## START Record list
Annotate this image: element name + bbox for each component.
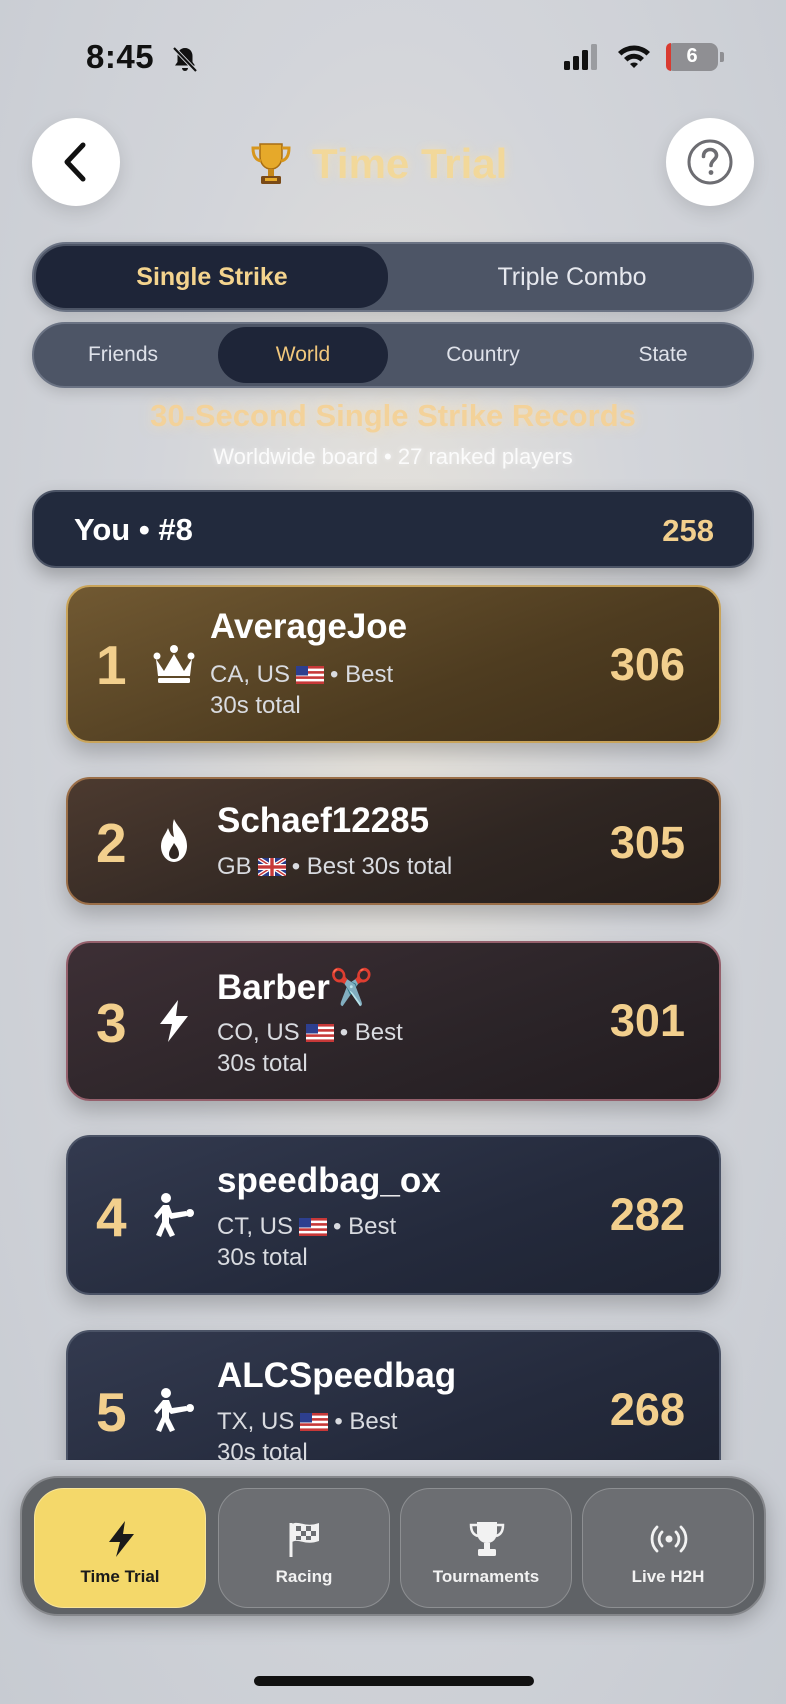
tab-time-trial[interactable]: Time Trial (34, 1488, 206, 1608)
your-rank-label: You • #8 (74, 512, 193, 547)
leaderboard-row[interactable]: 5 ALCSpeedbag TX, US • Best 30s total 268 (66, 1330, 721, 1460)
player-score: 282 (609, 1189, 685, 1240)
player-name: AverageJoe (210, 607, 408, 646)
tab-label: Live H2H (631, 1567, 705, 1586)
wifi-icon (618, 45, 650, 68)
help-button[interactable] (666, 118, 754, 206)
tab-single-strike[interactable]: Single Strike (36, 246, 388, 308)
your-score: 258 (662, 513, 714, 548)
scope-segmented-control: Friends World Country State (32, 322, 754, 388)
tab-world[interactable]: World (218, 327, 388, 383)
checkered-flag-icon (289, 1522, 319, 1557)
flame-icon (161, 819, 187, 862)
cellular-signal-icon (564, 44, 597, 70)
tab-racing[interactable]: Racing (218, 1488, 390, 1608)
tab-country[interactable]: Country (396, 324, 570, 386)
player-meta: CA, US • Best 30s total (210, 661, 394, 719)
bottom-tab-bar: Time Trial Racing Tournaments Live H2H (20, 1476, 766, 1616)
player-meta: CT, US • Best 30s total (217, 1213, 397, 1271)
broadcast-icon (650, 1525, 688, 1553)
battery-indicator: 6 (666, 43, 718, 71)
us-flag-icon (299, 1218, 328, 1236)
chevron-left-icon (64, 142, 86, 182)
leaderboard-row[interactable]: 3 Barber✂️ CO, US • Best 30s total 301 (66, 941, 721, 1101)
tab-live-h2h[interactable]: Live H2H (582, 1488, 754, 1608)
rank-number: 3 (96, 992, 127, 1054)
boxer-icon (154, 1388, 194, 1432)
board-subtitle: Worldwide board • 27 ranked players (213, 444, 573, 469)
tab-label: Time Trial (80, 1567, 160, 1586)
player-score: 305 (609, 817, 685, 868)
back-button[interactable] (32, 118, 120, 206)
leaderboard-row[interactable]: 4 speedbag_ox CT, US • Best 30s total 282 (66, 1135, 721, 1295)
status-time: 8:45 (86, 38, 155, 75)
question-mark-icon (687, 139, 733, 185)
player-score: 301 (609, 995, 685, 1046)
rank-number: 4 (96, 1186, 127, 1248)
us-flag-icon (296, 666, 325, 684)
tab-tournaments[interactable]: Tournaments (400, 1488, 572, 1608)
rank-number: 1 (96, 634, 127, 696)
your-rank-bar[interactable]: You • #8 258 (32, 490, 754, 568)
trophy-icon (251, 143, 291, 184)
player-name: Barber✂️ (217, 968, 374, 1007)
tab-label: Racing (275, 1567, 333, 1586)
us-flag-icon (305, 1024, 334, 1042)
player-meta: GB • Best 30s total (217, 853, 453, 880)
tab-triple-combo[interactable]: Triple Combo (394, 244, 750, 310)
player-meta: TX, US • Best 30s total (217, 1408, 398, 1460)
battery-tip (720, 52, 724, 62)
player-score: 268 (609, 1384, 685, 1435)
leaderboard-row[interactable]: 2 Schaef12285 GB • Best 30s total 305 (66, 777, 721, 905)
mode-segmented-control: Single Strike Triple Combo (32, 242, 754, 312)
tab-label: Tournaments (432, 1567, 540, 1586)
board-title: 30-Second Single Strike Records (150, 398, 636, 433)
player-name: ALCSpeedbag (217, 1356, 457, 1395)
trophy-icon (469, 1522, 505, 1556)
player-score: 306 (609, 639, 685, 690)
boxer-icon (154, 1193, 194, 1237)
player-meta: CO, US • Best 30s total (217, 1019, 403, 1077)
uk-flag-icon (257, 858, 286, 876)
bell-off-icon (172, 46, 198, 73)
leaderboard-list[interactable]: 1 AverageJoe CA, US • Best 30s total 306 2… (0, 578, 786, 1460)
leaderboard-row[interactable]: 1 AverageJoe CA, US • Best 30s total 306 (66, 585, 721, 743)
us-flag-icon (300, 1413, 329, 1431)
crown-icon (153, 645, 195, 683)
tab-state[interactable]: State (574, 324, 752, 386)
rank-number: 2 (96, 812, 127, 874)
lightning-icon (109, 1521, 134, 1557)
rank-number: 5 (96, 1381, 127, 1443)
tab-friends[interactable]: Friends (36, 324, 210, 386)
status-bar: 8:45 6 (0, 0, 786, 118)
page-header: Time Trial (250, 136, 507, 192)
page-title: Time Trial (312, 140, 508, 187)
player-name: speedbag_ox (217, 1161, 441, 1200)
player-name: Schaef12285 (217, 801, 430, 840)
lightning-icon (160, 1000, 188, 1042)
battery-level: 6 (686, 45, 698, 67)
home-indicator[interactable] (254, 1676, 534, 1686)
## END Record list
> [The task] Format the lines of the material above as a Markdown table with the columns Row and Line. Omit blank lines and any pictures.

> [Task result]
| Row | Line |
|---|---|
| 1 | Annotate this image: element name + bbox for each component. |
| 2 | tab-time-trial[interactable]: Time Trial (34, 1488, 206, 1608) |
| 3 | your-rank-label: You • #8 (74, 512, 193, 547) |
| 4 | leaderboard-row[interactable]: 5 ALCSpeedbag TX, US • Best 30s total 268 (66, 1330, 721, 1460) |
| 5 | player-score: 282 (609, 1189, 685, 1240) |
| 6 | player-name: AverageJoe (210, 607, 408, 646) |
| 7 | tab-label: Live H2H (631, 1567, 705, 1586) |
| 8 | wifi-icon (618, 45, 650, 68) |
| 9 | help-button[interactable] (666, 118, 754, 206) |
| 10 | tab-single-strike[interactable]: Single Strike (36, 246, 388, 308) |
| 11 | your-score: 258 (662, 513, 714, 548) |
| 12 | scope-segmented-control: Friends World Country State (32, 322, 754, 388) |
| 13 | tab-world[interactable]: World (218, 327, 388, 383) |
| 14 | checkered-flag-icon (289, 1522, 319, 1557) |
| 15 | flame-icon (161, 819, 187, 862) |
| 16 | cellular-signal-icon (564, 44, 597, 70) |
| 17 | tab-racing[interactable]: Racing (218, 1488, 390, 1608) |
| 18 | tab-country[interactable]: Country (396, 324, 570, 386) |
| 19 | player-meta: CA, US • Best 30s total (210, 661, 394, 719) |
| 20 | bottom-tab-bar: Time Trial Racing Tournaments Live H2H (20, 1476, 766, 1616) |
| 21 | player-meta: CT, US • Best 30s total (217, 1213, 397, 1271) |
| 22 | broadcast-icon (650, 1525, 688, 1553) |
| 23 | battery-indicator: 6 (666, 43, 718, 71) |
| 24 | us-flag-icon (299, 1218, 328, 1236) |
| 25 | chevron-left-icon (64, 142, 86, 182) |
| 26 | leaderboard-row[interactable]: 3 Barber✂️ CO, US • Best 30s total 301 (66, 941, 721, 1101) |
| 27 | tab-live-h2h[interactable]: Live H2H (582, 1488, 754, 1608) |
| 28 | rank-number: 3 (96, 992, 127, 1054) |
| 29 | boxer-icon (154, 1388, 194, 1432) |
| 30 | board-subtitle: Worldwide board • 27 ranked players (213, 444, 573, 469) |
| 31 | tab-label: Time Trial (80, 1567, 160, 1586) |
| 32 | player-score: 305 (609, 817, 685, 868) |
| 33 | back-button[interactable] (32, 118, 120, 206) |
| 34 | leaderboard-row[interactable]: 4 speedbag_ox CT, US • Best 30s total 282 (66, 1135, 721, 1295) |
| 35 | status-time: 8:45 (86, 38, 155, 75) |
| 36 | question-mark-icon (687, 139, 733, 185) |
| 37 | player-score: 301 (609, 995, 685, 1046) |
| 38 | rank-number: 4 (96, 1186, 127, 1248) |
| 39 | us-flag-icon (296, 666, 325, 684) |
| 40 | tab-tournaments[interactable]: Tournaments (400, 1488, 572, 1608) |
| 41 | rank-number: 1 (96, 634, 127, 696) |
| 42 | your-rank-bar[interactable]: You • #8 258 (32, 490, 754, 568) |
| 43 | trophy-icon (251, 143, 291, 184) |
| 44 | player-name: Barber✂️ (217, 968, 374, 1007) |
| 45 | tab-label: Racing (275, 1567, 333, 1586) |
| 46 | us-flag-icon (305, 1024, 334, 1042) |
| 47 | player-meta: GB • Best 30s total (217, 853, 453, 880) |
| 48 | tab-triple-combo[interactable]: Triple Combo (394, 244, 750, 310) |
| 49 | player-meta: TX, US • Best 30s total (217, 1408, 398, 1460) |
| 50 | battery-tip (720, 52, 724, 62) |
| 51 | player-score: 268 (609, 1384, 685, 1435) |
| 52 | leaderboard-row[interactable]: 2 Schaef12285 GB • Best 30s total 305 (66, 777, 721, 905) |
| 53 | mode-segmented-control: Single Strike Triple Combo (32, 242, 754, 312) |
| 54 | tab-label: Tournaments (432, 1567, 540, 1586) |
| 55 | board-title: 30-Second Single Strike Records (150, 398, 636, 433) |
| 56 | player-name: ALCSpeedbag (217, 1356, 457, 1395) |
| 57 | trophy-icon (469, 1522, 505, 1556) |
| 58 | player-score: 306 (609, 639, 685, 690) |
| 59 | boxer-icon (154, 1193, 194, 1237) |
| 60 | player-meta: CO, US • Best 30s total (217, 1019, 403, 1077) |
| 61 | uk-flag-icon (257, 858, 286, 876) |
| 62 | bell-off-icon (172, 46, 198, 73) |
| 63 | leaderboard-list[interactable]: 1 AverageJoe CA, US • Best 30s total 306 2… (0, 578, 786, 1460) |
| 64 | leaderboard-row[interactable]: 1 AverageJoe CA, US • Best 30s total 306 (66, 585, 721, 743) |
| 65 | us-flag-icon (300, 1413, 329, 1431) |
| 66 | crown-icon (153, 645, 195, 683) |
| 67 | tab-state[interactable]: State (574, 324, 752, 386) |
| 68 | rank-number: 2 (96, 812, 127, 874) |
| 69 | lightning-icon (109, 1521, 134, 1557) |
| 70 | rank-number: 5 (96, 1381, 127, 1443) |
| 71 | tab-friends[interactable]: Friends (36, 324, 210, 386) |
| 72 | status-bar: 8:45 6 (0, 0, 786, 118) |
| 73 | page-header: Time Trial (250, 136, 507, 192) |
| 74 | page-title: Time Trial (312, 140, 508, 187) |
| 75 | player-name: speedbag_ox (217, 1161, 441, 1200) |
| 76 | player-name: Schaef12285 (217, 801, 430, 840) |
| 77 | lightning-icon (160, 1000, 188, 1042) |
| 78 | battery-level: 6 (686, 45, 698, 67) |
| 79 | home-indicator[interactable] (254, 1676, 534, 1686) |